## Task goal
From the records below, copy every line that contains the word "LENGTH".

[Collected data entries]
===============
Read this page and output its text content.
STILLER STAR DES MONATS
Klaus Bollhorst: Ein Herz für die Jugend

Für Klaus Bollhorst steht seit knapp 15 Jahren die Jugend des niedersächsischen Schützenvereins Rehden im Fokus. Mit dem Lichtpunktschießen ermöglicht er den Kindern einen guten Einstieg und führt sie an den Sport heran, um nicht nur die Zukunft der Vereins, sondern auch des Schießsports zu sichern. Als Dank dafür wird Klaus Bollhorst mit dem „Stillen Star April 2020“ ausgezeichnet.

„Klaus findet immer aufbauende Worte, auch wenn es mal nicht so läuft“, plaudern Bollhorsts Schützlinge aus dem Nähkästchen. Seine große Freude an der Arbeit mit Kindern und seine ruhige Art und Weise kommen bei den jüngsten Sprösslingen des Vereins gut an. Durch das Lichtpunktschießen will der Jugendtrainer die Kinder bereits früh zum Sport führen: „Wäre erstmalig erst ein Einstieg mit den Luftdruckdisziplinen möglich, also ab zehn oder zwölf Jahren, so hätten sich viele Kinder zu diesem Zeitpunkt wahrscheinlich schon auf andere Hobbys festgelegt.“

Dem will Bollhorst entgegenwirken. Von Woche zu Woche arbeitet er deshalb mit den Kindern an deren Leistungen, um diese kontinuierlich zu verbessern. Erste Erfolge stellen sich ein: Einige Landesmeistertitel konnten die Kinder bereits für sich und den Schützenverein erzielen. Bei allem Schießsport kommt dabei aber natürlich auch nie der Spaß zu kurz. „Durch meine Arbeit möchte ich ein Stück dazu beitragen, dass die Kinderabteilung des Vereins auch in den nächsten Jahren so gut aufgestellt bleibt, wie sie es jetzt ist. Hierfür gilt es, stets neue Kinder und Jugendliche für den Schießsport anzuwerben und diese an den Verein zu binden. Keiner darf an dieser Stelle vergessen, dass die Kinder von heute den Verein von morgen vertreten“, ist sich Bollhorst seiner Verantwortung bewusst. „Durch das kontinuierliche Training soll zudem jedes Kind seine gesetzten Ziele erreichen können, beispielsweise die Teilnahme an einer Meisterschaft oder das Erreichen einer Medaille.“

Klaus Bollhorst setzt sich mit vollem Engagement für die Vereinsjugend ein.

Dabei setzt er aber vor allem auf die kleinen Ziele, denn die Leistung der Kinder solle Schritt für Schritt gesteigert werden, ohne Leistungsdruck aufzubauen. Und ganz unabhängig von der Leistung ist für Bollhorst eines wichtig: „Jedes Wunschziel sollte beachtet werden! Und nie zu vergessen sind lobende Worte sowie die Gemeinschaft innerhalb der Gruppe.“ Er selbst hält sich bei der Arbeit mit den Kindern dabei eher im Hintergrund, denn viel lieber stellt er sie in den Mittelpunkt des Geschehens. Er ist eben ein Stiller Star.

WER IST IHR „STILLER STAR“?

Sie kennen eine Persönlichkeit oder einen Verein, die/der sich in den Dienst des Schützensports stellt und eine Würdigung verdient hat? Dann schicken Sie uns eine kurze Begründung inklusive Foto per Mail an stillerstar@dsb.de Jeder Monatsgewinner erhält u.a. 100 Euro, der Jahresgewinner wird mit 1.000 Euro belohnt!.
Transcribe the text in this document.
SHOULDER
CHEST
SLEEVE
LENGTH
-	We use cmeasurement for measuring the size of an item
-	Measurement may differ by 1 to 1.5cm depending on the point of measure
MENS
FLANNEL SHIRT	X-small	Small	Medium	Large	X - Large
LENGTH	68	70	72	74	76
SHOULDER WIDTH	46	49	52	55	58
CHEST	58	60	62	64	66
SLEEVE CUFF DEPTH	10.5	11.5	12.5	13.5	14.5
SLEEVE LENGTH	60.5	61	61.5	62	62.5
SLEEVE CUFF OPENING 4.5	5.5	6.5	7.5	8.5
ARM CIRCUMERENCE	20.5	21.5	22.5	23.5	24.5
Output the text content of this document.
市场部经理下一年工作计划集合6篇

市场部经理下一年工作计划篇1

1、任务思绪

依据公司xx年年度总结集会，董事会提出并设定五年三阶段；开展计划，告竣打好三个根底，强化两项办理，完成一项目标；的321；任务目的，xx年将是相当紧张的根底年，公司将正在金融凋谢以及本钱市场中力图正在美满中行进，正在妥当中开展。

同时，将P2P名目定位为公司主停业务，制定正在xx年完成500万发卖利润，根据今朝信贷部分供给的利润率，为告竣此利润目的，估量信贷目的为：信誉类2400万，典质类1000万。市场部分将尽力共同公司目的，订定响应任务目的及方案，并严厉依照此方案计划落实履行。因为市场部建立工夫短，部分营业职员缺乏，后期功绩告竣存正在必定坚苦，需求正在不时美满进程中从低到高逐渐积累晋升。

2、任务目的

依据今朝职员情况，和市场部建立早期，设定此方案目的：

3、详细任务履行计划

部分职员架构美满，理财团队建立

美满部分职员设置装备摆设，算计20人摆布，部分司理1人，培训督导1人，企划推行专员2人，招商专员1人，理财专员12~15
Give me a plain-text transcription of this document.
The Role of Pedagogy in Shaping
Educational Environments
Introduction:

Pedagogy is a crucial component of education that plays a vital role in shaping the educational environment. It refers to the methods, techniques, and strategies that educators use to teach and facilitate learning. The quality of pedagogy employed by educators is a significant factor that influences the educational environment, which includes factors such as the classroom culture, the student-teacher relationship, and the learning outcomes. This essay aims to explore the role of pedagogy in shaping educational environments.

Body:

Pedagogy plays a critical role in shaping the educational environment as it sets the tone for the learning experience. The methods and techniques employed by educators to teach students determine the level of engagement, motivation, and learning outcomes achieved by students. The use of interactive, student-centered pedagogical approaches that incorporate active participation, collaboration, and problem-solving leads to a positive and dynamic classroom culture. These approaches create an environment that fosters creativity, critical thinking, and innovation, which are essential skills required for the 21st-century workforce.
===============
## Answer below
LENGTH
LENGTH	68	70	72	74	76
SLEEVE LENGTH	60.5	61	61.5	62	62.5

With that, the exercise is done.